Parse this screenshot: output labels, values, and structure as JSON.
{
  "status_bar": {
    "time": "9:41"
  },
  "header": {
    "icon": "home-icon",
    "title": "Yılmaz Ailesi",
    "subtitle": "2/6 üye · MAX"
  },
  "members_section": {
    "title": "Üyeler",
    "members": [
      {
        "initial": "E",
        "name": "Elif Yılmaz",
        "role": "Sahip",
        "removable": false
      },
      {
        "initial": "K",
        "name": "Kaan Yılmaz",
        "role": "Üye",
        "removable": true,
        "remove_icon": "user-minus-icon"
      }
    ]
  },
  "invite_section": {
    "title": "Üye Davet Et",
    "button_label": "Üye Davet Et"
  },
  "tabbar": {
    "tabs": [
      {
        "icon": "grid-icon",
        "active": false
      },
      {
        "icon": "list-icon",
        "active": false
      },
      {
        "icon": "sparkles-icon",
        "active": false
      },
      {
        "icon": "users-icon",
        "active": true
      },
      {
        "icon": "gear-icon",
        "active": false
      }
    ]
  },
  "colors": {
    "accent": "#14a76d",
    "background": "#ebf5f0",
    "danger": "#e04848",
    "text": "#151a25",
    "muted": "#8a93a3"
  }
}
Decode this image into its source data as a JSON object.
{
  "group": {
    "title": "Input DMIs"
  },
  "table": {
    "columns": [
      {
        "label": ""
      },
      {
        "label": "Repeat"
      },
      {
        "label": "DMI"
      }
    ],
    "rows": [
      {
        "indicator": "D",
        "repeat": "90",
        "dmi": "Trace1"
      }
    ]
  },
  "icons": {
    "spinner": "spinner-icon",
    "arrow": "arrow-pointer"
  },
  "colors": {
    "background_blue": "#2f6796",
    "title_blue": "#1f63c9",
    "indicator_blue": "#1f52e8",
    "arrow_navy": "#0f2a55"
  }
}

Exercise objective:
Write out the material from the first line to the last, exactly.

Full output:
Parse this screenshot: output labels, values, and structure as JSON.
{
  "status_bar": {
    "time": "9:41"
  },
  "header": {
    "icon": "home-icon",
    "title": "Yılmaz Ailesi",
    "subtitle": "2/6 üye · MAX"
  },
  "members_section": {
    "title": "Üyeler",
    "members": [
      {
        "initial": "E",
        "name": "Elif Yılmaz",
        "role": "Sahip",
        "removable": false
      },
      {
        "initial": "K",
        "name": "Kaan Yılmaz",
        "role": "Üye",
        "removable": true,
        "remove_icon": "user-minus-icon"
      }
    ]
  },
  "invite_section": {
    "title": "Üye Davet Et",
    "button_label": "Üye Davet Et"
  },
  "tabbar": {
    "tabs": [
      {
        "icon": "grid-icon",
        "active": false
      },
      {
        "icon": "list-icon",
        "active": false
      },
      {
        "icon": "sparkles-icon",
        "active": false
      },
      {
        "icon": "users-icon",
        "active": true
      },
      {
        "icon": "gear-icon",
        "active": false
      }
    ]
  },
  "colors": {
    "accent": "#14a76d",
    "background": "#ebf5f0",
    "danger": "#e04848",
    "text": "#151a25",
    "muted": "#8a93a3"
  }
}
Decode this image into its source data as a JSON object.
{
  "group": {
    "title": "Input DMIs"
  },
  "table": {
    "columns": [
      {
        "label": ""
      },
      {
        "label": "Repeat"
      },
      {
        "label": "DMI"
      }
    ],
    "rows": [
      {
        "indicator": "D",
        "repeat": "90",
        "dmi": "Trace1"
      }
    ]
  },
  "icons": {
    "spinner": "spinner-icon",
    "arrow": "arrow-pointer"
  },
  "colors": {
    "background_blue": "#2f6796",
    "title_blue": "#1f63c9",
    "indicator_blue": "#1f52e8",
    "arrow_navy": "#0f2a55"
  }
}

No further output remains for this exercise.